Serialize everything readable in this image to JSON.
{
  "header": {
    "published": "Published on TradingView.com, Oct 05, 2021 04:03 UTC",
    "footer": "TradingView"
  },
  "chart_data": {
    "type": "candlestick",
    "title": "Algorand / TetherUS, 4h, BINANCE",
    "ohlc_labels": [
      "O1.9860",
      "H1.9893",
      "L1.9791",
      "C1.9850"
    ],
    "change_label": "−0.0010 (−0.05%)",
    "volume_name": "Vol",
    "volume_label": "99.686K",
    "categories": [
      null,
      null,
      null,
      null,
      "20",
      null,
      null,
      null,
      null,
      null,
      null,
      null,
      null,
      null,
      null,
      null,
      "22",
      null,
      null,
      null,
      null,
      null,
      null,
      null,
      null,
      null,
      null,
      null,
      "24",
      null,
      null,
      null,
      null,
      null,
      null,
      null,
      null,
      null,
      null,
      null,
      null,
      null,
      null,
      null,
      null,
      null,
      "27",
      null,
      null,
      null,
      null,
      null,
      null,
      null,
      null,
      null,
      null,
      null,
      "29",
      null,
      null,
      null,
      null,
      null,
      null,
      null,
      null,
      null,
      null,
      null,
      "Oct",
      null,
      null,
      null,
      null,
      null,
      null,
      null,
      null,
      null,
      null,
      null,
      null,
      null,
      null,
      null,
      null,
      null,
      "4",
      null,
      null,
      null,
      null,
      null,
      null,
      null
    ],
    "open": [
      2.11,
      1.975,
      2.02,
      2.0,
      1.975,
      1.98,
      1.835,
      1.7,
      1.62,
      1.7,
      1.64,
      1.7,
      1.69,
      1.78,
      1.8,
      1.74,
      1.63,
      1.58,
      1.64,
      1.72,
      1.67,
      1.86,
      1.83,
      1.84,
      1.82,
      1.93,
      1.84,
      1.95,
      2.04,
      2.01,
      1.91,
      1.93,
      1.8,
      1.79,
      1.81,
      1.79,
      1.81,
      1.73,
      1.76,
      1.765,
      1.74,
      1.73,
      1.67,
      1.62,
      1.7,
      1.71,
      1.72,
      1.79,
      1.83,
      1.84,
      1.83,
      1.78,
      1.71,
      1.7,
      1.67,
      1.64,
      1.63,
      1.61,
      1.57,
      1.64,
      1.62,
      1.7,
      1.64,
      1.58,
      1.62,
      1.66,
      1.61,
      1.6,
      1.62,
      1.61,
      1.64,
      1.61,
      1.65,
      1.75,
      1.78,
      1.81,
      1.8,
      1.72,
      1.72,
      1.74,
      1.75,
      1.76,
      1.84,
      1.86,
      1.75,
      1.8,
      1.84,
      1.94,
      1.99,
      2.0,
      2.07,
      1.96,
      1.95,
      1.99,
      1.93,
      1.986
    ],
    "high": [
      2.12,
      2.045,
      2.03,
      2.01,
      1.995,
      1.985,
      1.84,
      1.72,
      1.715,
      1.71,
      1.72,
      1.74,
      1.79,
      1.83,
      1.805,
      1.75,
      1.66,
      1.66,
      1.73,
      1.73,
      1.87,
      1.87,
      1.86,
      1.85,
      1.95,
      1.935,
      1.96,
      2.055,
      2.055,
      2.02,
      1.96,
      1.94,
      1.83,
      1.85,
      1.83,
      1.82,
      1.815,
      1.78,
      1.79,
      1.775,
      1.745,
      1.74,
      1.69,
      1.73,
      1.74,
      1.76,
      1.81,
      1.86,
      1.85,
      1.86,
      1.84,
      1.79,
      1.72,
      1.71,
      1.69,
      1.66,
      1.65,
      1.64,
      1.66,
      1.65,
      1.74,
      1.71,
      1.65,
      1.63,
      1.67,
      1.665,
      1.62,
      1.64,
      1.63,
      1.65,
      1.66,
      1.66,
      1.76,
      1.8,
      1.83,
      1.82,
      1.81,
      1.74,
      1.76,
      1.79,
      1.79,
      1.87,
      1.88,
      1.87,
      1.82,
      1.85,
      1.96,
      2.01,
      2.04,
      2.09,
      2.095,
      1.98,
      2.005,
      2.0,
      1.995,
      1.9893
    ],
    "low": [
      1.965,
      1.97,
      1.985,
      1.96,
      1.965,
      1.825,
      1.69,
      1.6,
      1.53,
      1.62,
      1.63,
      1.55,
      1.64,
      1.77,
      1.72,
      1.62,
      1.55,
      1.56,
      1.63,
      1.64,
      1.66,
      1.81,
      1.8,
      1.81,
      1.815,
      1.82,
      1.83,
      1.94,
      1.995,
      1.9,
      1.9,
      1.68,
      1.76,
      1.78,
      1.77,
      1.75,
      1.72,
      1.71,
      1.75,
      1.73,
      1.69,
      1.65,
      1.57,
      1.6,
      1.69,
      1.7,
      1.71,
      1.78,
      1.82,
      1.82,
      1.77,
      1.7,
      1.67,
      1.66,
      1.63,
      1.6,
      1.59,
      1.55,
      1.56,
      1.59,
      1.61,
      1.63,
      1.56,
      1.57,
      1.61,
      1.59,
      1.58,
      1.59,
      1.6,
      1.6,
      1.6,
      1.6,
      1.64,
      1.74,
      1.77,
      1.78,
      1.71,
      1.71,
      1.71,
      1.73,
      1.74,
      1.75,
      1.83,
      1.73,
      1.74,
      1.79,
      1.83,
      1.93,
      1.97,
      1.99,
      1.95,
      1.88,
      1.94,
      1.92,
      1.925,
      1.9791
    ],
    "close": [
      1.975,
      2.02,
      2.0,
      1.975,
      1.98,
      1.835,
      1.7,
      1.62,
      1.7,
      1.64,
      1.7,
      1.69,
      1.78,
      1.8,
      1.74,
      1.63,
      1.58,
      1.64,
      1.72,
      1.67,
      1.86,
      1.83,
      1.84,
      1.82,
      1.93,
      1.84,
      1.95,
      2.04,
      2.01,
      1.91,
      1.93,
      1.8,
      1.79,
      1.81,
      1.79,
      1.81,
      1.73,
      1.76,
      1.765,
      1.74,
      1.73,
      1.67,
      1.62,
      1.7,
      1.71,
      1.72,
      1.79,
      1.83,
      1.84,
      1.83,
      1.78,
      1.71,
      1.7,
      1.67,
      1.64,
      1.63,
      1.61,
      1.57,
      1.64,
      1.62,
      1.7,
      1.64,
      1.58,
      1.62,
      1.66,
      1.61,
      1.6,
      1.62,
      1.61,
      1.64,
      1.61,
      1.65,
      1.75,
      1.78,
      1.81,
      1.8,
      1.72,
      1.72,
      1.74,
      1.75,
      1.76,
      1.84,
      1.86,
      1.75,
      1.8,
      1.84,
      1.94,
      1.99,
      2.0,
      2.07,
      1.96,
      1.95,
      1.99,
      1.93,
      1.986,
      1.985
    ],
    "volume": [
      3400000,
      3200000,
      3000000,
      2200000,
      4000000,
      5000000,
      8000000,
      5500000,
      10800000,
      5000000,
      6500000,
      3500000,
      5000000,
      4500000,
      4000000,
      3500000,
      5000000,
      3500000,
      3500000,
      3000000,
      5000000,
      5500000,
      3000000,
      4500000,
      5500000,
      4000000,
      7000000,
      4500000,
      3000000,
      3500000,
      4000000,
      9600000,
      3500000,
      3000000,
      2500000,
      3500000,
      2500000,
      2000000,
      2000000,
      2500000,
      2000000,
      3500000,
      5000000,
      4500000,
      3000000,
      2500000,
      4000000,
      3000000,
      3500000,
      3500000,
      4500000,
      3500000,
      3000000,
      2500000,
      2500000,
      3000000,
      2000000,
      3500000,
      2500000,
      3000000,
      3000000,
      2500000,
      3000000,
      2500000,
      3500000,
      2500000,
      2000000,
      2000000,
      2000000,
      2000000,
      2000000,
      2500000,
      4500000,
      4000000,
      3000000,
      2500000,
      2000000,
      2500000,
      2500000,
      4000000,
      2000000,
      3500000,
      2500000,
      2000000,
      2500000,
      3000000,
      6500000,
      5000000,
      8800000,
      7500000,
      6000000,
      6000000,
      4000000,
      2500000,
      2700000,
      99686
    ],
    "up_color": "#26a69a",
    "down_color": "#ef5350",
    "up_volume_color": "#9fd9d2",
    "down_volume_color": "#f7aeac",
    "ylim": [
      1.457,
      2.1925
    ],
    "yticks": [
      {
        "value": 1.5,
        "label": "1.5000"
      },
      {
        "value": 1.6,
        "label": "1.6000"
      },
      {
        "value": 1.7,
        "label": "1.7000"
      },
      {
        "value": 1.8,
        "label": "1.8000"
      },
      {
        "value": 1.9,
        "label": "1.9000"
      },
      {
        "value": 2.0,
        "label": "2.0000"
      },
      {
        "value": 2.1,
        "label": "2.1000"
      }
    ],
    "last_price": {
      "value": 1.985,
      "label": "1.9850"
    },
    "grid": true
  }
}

### Task directions
Write out every line from the entries where "TradingView" appears.

### Result for this task
    "published": "Published on TradingView.com, Oct 05, 2021 04:03 UTC",
    "footer": "TradingView"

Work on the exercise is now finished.